Stored data
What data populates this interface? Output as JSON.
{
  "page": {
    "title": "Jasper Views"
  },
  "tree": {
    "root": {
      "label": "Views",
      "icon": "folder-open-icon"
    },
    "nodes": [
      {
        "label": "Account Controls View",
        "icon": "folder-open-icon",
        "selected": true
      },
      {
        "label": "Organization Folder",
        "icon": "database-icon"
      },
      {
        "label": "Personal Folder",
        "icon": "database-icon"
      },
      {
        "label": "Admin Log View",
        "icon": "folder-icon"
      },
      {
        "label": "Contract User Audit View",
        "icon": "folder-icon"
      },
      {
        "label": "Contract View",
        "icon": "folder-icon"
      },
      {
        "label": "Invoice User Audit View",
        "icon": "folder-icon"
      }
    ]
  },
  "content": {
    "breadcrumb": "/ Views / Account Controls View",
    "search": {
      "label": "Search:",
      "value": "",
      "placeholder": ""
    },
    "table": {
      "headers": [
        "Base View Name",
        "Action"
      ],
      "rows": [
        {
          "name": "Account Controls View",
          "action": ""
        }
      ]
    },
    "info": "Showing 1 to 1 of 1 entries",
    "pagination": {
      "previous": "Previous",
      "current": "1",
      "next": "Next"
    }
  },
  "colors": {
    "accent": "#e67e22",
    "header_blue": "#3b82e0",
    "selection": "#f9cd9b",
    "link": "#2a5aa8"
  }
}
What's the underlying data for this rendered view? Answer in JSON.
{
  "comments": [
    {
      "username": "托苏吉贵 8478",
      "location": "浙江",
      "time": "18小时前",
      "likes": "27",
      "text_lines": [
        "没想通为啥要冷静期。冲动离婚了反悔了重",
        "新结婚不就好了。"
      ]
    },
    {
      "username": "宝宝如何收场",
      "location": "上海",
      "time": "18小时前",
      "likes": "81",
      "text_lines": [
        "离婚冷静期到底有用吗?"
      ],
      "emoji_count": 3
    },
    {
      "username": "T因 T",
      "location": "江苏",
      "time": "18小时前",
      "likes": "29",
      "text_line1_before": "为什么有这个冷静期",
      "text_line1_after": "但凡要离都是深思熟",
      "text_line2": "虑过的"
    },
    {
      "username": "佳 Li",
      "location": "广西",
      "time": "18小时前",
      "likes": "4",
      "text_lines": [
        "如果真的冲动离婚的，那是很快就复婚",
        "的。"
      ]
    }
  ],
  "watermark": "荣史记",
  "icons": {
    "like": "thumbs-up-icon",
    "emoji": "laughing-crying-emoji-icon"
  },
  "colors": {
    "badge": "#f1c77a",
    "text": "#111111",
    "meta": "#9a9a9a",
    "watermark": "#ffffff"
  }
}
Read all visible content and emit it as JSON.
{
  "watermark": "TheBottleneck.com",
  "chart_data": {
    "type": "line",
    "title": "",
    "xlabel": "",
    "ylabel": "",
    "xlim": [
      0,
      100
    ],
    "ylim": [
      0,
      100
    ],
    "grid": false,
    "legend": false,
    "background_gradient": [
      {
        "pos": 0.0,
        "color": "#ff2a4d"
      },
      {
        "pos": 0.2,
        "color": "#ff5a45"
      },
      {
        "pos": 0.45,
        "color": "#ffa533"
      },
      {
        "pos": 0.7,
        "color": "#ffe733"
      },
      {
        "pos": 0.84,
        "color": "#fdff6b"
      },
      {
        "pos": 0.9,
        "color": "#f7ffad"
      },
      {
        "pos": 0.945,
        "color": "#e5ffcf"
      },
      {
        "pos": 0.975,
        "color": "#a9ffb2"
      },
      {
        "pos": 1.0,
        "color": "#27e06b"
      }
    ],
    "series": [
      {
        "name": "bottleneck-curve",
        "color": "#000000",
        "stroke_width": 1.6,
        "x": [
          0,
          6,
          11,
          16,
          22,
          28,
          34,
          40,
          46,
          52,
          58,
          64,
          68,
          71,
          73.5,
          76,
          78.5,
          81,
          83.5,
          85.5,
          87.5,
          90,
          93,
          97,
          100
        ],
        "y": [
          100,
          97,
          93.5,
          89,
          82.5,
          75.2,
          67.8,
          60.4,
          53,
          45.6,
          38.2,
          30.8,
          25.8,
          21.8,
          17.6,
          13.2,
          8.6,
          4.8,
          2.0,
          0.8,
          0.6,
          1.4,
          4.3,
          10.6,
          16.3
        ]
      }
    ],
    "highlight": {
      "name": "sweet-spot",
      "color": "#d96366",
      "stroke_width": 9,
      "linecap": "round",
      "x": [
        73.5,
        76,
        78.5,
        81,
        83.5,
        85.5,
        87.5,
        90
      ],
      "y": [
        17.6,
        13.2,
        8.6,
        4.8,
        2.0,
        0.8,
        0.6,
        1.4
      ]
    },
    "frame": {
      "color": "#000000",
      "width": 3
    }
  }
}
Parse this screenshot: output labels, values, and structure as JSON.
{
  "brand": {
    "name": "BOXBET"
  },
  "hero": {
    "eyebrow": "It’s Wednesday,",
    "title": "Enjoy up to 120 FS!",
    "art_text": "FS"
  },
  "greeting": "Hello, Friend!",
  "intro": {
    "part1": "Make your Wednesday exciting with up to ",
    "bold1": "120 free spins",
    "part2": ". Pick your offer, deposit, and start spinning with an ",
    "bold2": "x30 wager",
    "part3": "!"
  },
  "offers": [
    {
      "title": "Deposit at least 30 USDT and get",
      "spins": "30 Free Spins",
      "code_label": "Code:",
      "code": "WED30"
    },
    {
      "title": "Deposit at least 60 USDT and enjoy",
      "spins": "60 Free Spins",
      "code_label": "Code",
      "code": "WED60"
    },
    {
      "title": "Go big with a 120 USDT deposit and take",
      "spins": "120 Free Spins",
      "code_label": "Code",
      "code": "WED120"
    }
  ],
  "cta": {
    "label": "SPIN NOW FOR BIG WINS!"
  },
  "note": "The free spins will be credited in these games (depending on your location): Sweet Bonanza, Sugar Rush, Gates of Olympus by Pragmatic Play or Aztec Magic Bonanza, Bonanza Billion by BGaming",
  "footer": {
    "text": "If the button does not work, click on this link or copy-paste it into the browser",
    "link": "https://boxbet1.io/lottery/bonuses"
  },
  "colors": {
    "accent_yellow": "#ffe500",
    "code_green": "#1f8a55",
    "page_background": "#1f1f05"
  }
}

- EXERCISE GOAL: Find the lines containing "USDT" and list every one of them.

- WRITTEN SOLUTION:
      "title": "Deposit at least 30 USDT and get",
      "title": "Deposit at least 60 USDT and enjoy",
      "title": "Go big with a 120 USDT deposit and take",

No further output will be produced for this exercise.